(Entries for boxed elements)
- - -

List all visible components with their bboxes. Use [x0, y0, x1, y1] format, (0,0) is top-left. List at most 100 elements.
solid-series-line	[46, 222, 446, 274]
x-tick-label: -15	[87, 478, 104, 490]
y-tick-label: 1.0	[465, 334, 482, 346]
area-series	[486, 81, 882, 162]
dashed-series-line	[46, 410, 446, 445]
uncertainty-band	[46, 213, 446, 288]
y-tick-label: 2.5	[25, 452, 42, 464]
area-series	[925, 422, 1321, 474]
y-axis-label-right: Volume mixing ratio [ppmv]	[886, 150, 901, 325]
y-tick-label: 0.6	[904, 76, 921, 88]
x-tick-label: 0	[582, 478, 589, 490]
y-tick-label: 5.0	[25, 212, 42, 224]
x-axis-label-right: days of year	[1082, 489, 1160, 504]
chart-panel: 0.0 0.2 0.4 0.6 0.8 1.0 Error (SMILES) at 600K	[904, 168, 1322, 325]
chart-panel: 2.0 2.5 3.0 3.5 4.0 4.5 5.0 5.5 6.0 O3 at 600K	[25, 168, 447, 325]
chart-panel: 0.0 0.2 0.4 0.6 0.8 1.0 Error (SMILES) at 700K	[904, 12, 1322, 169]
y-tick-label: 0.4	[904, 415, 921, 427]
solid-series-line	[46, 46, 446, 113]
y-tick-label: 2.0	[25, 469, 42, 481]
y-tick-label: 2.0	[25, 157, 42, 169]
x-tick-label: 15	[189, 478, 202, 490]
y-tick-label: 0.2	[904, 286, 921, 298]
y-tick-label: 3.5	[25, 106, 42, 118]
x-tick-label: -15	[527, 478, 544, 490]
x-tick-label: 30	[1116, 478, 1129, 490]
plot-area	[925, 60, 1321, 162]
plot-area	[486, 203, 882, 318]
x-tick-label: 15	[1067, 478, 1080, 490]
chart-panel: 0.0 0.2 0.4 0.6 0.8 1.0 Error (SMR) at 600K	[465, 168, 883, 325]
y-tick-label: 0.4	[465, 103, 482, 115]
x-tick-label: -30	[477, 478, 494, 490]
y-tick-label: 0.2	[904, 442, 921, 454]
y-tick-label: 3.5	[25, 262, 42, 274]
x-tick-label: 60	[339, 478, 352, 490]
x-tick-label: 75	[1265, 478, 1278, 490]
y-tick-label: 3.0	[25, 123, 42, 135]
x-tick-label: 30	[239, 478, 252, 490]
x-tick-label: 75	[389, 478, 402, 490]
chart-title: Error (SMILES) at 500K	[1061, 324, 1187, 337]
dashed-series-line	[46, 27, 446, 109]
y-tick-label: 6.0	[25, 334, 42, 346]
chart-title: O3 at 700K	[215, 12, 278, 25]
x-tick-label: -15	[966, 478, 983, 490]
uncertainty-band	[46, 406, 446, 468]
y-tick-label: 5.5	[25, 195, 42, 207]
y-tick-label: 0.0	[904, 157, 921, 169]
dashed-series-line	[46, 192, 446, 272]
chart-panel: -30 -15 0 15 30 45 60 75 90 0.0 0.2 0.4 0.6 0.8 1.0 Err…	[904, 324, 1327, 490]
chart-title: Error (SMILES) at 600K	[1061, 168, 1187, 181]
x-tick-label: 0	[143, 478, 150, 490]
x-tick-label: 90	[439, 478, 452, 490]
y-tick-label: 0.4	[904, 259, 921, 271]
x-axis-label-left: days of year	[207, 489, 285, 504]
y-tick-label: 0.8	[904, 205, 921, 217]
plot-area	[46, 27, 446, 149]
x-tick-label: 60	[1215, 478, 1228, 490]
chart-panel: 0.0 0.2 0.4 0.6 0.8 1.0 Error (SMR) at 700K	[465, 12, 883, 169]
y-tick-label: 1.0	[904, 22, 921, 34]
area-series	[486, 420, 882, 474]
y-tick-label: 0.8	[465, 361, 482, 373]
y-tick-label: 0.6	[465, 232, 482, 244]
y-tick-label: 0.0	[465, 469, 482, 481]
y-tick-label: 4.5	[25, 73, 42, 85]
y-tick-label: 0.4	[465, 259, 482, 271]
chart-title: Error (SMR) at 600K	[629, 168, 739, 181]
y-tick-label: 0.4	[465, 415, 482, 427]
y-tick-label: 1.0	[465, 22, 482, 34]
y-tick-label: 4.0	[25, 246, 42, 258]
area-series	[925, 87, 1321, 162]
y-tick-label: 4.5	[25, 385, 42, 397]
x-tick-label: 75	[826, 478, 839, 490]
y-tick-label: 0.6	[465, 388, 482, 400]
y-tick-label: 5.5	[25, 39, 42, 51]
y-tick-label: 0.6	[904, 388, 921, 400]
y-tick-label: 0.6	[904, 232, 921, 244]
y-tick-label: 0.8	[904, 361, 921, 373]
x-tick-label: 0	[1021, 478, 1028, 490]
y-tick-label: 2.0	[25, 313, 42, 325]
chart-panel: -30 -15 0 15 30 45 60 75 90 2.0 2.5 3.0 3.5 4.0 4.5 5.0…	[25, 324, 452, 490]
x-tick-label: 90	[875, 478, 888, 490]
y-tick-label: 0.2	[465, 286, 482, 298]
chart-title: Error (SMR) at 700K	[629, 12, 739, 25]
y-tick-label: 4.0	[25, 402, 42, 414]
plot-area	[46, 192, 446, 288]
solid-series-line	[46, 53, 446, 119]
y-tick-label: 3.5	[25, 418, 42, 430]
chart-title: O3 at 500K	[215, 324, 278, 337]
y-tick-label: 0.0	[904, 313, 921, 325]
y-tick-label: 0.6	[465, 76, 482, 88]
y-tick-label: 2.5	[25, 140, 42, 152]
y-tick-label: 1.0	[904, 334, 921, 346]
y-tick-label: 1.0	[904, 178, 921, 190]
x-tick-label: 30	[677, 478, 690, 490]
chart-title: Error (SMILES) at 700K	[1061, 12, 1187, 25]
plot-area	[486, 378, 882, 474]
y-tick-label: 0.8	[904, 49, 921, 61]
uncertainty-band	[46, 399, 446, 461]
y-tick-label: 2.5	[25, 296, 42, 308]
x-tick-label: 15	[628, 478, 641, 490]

- - -

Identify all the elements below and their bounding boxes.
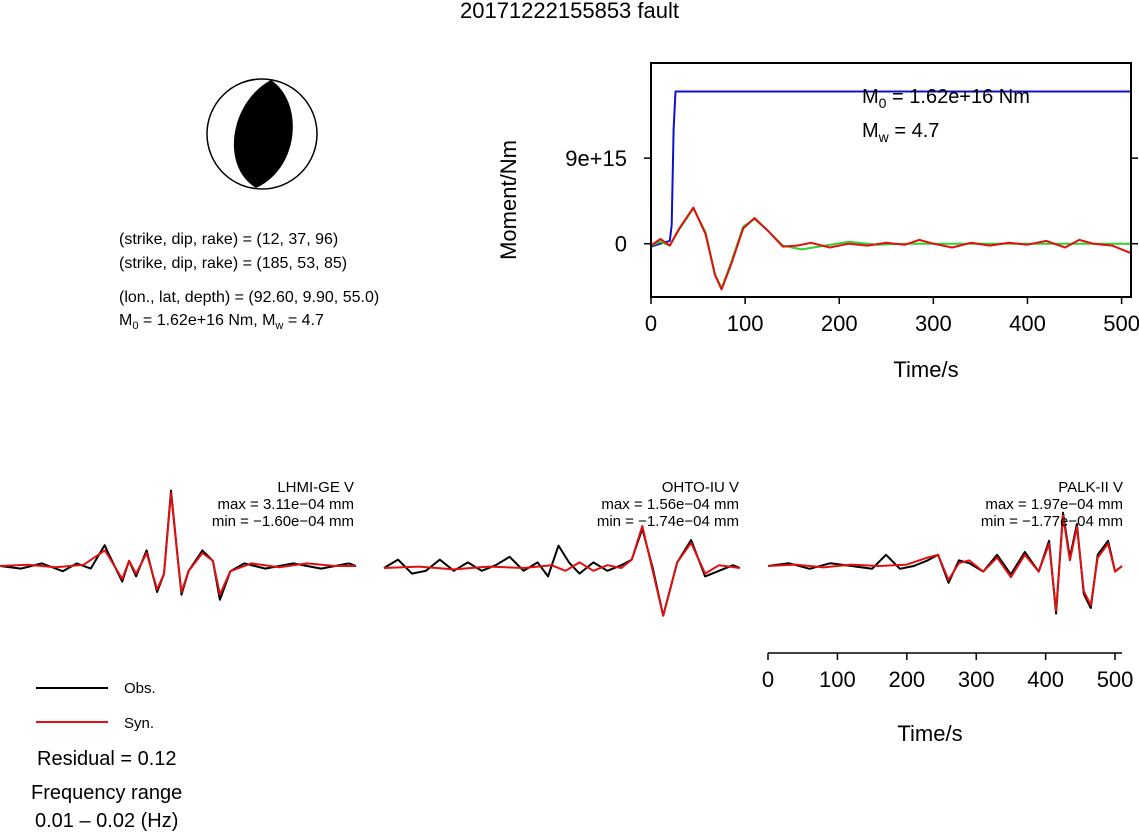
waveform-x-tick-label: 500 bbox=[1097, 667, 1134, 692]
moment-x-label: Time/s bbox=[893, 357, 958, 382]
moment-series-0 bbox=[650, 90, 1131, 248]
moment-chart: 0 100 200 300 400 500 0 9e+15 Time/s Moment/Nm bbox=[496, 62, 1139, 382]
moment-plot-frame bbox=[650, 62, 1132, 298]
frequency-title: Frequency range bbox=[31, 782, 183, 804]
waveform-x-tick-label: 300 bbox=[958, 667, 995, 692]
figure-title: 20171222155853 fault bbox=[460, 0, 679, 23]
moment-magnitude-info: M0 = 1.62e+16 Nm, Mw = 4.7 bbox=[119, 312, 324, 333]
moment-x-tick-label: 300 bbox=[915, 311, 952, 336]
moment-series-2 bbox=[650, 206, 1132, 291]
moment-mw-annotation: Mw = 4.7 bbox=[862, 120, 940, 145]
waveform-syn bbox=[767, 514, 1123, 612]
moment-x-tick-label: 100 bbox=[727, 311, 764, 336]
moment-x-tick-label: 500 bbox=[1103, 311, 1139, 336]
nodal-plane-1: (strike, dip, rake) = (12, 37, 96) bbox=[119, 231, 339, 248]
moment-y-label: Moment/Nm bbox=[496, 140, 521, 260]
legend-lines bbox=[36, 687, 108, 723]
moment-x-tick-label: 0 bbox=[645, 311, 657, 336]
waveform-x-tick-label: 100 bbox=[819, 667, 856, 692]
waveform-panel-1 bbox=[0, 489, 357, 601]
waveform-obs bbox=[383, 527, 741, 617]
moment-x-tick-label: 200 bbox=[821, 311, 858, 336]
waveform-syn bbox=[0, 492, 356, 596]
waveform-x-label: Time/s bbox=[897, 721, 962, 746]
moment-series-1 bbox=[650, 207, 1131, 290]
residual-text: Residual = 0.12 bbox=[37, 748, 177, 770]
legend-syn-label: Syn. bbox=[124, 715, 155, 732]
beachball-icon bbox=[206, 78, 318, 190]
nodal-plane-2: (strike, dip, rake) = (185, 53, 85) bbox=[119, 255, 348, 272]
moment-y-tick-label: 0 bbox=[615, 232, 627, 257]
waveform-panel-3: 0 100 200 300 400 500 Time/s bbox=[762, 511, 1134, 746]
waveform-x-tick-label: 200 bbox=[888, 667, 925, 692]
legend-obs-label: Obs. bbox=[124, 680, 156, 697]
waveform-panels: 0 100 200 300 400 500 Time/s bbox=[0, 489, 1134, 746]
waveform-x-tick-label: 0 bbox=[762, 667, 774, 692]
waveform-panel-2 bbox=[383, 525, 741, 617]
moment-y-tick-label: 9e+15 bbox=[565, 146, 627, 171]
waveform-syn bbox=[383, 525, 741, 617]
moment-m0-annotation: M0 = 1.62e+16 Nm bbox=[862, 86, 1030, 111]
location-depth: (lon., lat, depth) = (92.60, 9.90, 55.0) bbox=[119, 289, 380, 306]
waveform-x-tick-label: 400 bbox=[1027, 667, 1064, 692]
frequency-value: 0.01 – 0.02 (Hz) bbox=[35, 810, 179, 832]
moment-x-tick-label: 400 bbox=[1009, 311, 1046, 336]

- - -

Please turn the part of the material that opens with the line containing "waveform-x-tick-label: 500 bbox=[1097, 667, 1134, 692]" and closes with the line containing "moment-series-1 bbox=[650, 207, 1131, 290]" into a JSON list of strings, one string per line, with blank lines left out.

ANSWER TO THIS TASK:
[
  "waveform-x-tick-label: 500 bbox=[1097, 667, 1134, 692]",
  "moment-x-label: Time/s bbox=[893, 357, 958, 382]",
  "moment-series-0 bbox=[650, 90, 1131, 248]",
  "moment-chart: 0 100 200 300 400 500 0 9e+15 Time/s Moment/Nm bbox=[496, 62, 1139, 382]",
  "moment-plot-frame bbox=[650, 62, 1132, 298]",
  "frequency-title: Frequency range bbox=[31, 782, 183, 804]",
  "waveform-x-tick-label: 300 bbox=[958, 667, 995, 692]",
  "figure-title: 20171222155853 fault bbox=[460, 0, 679, 23]",
  "moment-magnitude-info: M0 = 1.62e+16 Nm, Mw = 4.7 bbox=[119, 312, 324, 333]",
  "moment-x-tick-label: 300 bbox=[915, 311, 952, 336]",
  "moment-series-2 bbox=[650, 206, 1132, 291]",
  "moment-mw-annotation: Mw = 4.7 bbox=[862, 120, 940, 145]",
  "waveform-syn bbox=[767, 514, 1123, 612]",
  "moment-x-tick-label: 100 bbox=[727, 311, 764, 336]",
  "moment-x-tick-label: 500 bbox=[1103, 311, 1139, 336]",
  "nodal-plane-1: (strike, dip, rake) = (12, 37, 96) bbox=[119, 231, 339, 248]",
  "moment-y-label: Moment/Nm bbox=[496, 140, 521, 260]",
  "legend-lines bbox=[36, 687, 108, 723]",
  "moment-x-tick-label: 0 bbox=[645, 311, 657, 336]",
  "waveform-x-tick-label: 100 bbox=[819, 667, 856, 692]",
  "waveform-panel-1 bbox=[0, 489, 357, 601]",
  "waveform-obs bbox=[383, 527, 741, 617]",
  "moment-x-tick-label: 200 bbox=[821, 311, 858, 336]",
  "waveform-syn bbox=[0, 492, 356, 596]",
  "waveform-x-label: Time/s bbox=[897, 721, 962, 746]",
  "moment-series-1 bbox=[650, 207, 1131, 290]"
]